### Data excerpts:
——————

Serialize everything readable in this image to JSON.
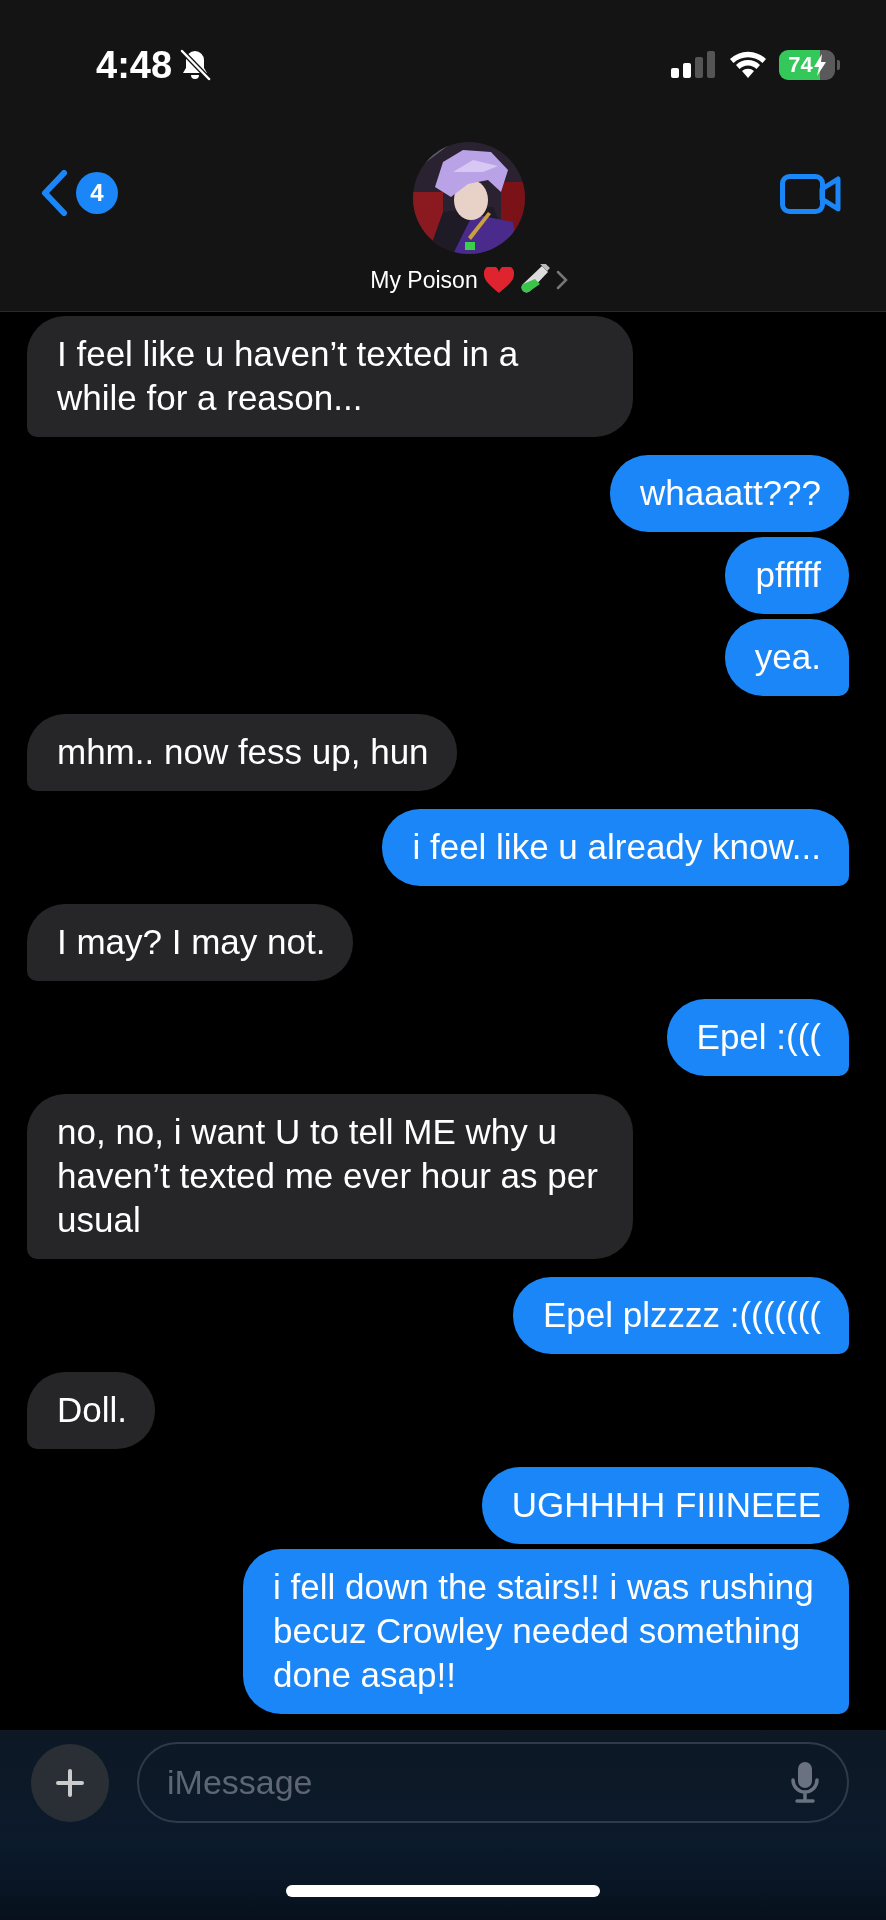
{
  "status_bar": {
    "time": "4:48",
    "silent": true,
    "battery": "74",
    "charging": true
  },
  "header": {
    "back_badge": "4",
    "contact_name": "My Poison"
  },
  "messages": [
    {
      "kind": "received",
      "text": "I feel like u haven’t texted in a while for a reason..."
    },
    {
      "kind": "sent",
      "text": "whaaatt???"
    },
    {
      "kind": "sent",
      "text": "pfffff"
    },
    {
      "kind": "sent",
      "text": "yea."
    },
    {
      "kind": "received",
      "text": "mhm.. now fess up, hun"
    },
    {
      "kind": "sent",
      "text": "i feel like u already know..."
    },
    {
      "kind": "received",
      "text": "I may? I may not."
    },
    {
      "kind": "sent",
      "text": "Epel :((("
    },
    {
      "kind": "received",
      "text": "no, no, i want U to tell ME why u haven’t texted me ever hour as per usual"
    },
    {
      "kind": "sent",
      "text": "Epel plzzzz :((((((("
    },
    {
      "kind": "received",
      "text": "Doll."
    },
    {
      "kind": "sent",
      "text": "UGHHHH FIIINEEE"
    },
    {
      "kind": "sent",
      "text": "i fell down the stairs!! i was rushing becuz Crowley needed something done asap!!"
    }
  ],
  "composer": {
    "placeholder": "iMessage"
  }
}
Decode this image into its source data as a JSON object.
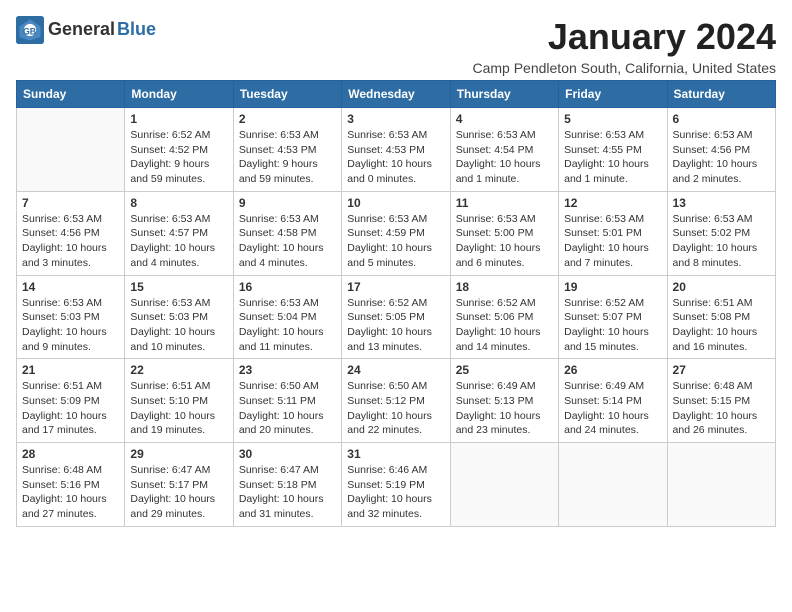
{
  "header": {
    "logo_general": "General",
    "logo_blue": "Blue",
    "month_title": "January 2024",
    "location": "Camp Pendleton South, California, United States"
  },
  "days_of_week": [
    "Sunday",
    "Monday",
    "Tuesday",
    "Wednesday",
    "Thursday",
    "Friday",
    "Saturday"
  ],
  "weeks": [
    [
      {
        "day": "",
        "info": ""
      },
      {
        "day": "1",
        "info": "Sunrise: 6:52 AM\nSunset: 4:52 PM\nDaylight: 9 hours\nand 59 minutes."
      },
      {
        "day": "2",
        "info": "Sunrise: 6:53 AM\nSunset: 4:53 PM\nDaylight: 9 hours\nand 59 minutes."
      },
      {
        "day": "3",
        "info": "Sunrise: 6:53 AM\nSunset: 4:53 PM\nDaylight: 10 hours\nand 0 minutes."
      },
      {
        "day": "4",
        "info": "Sunrise: 6:53 AM\nSunset: 4:54 PM\nDaylight: 10 hours\nand 1 minute."
      },
      {
        "day": "5",
        "info": "Sunrise: 6:53 AM\nSunset: 4:55 PM\nDaylight: 10 hours\nand 1 minute."
      },
      {
        "day": "6",
        "info": "Sunrise: 6:53 AM\nSunset: 4:56 PM\nDaylight: 10 hours\nand 2 minutes."
      }
    ],
    [
      {
        "day": "7",
        "info": "Sunrise: 6:53 AM\nSunset: 4:56 PM\nDaylight: 10 hours\nand 3 minutes."
      },
      {
        "day": "8",
        "info": "Sunrise: 6:53 AM\nSunset: 4:57 PM\nDaylight: 10 hours\nand 4 minutes."
      },
      {
        "day": "9",
        "info": "Sunrise: 6:53 AM\nSunset: 4:58 PM\nDaylight: 10 hours\nand 4 minutes."
      },
      {
        "day": "10",
        "info": "Sunrise: 6:53 AM\nSunset: 4:59 PM\nDaylight: 10 hours\nand 5 minutes."
      },
      {
        "day": "11",
        "info": "Sunrise: 6:53 AM\nSunset: 5:00 PM\nDaylight: 10 hours\nand 6 minutes."
      },
      {
        "day": "12",
        "info": "Sunrise: 6:53 AM\nSunset: 5:01 PM\nDaylight: 10 hours\nand 7 minutes."
      },
      {
        "day": "13",
        "info": "Sunrise: 6:53 AM\nSunset: 5:02 PM\nDaylight: 10 hours\nand 8 minutes."
      }
    ],
    [
      {
        "day": "14",
        "info": "Sunrise: 6:53 AM\nSunset: 5:03 PM\nDaylight: 10 hours\nand 9 minutes."
      },
      {
        "day": "15",
        "info": "Sunrise: 6:53 AM\nSunset: 5:03 PM\nDaylight: 10 hours\nand 10 minutes."
      },
      {
        "day": "16",
        "info": "Sunrise: 6:53 AM\nSunset: 5:04 PM\nDaylight: 10 hours\nand 11 minutes."
      },
      {
        "day": "17",
        "info": "Sunrise: 6:52 AM\nSunset: 5:05 PM\nDaylight: 10 hours\nand 13 minutes."
      },
      {
        "day": "18",
        "info": "Sunrise: 6:52 AM\nSunset: 5:06 PM\nDaylight: 10 hours\nand 14 minutes."
      },
      {
        "day": "19",
        "info": "Sunrise: 6:52 AM\nSunset: 5:07 PM\nDaylight: 10 hours\nand 15 minutes."
      },
      {
        "day": "20",
        "info": "Sunrise: 6:51 AM\nSunset: 5:08 PM\nDaylight: 10 hours\nand 16 minutes."
      }
    ],
    [
      {
        "day": "21",
        "info": "Sunrise: 6:51 AM\nSunset: 5:09 PM\nDaylight: 10 hours\nand 17 minutes."
      },
      {
        "day": "22",
        "info": "Sunrise: 6:51 AM\nSunset: 5:10 PM\nDaylight: 10 hours\nand 19 minutes."
      },
      {
        "day": "23",
        "info": "Sunrise: 6:50 AM\nSunset: 5:11 PM\nDaylight: 10 hours\nand 20 minutes."
      },
      {
        "day": "24",
        "info": "Sunrise: 6:50 AM\nSunset: 5:12 PM\nDaylight: 10 hours\nand 22 minutes."
      },
      {
        "day": "25",
        "info": "Sunrise: 6:49 AM\nSunset: 5:13 PM\nDaylight: 10 hours\nand 23 minutes."
      },
      {
        "day": "26",
        "info": "Sunrise: 6:49 AM\nSunset: 5:14 PM\nDaylight: 10 hours\nand 24 minutes."
      },
      {
        "day": "27",
        "info": "Sunrise: 6:48 AM\nSunset: 5:15 PM\nDaylight: 10 hours\nand 26 minutes."
      }
    ],
    [
      {
        "day": "28",
        "info": "Sunrise: 6:48 AM\nSunset: 5:16 PM\nDaylight: 10 hours\nand 27 minutes."
      },
      {
        "day": "29",
        "info": "Sunrise: 6:47 AM\nSunset: 5:17 PM\nDaylight: 10 hours\nand 29 minutes."
      },
      {
        "day": "30",
        "info": "Sunrise: 6:47 AM\nSunset: 5:18 PM\nDaylight: 10 hours\nand 31 minutes."
      },
      {
        "day": "31",
        "info": "Sunrise: 6:46 AM\nSunset: 5:19 PM\nDaylight: 10 hours\nand 32 minutes."
      },
      {
        "day": "",
        "info": ""
      },
      {
        "day": "",
        "info": ""
      },
      {
        "day": "",
        "info": ""
      }
    ]
  ]
}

——————

Go through the material above and count the lines that contain "image"; answer with the number alone.

2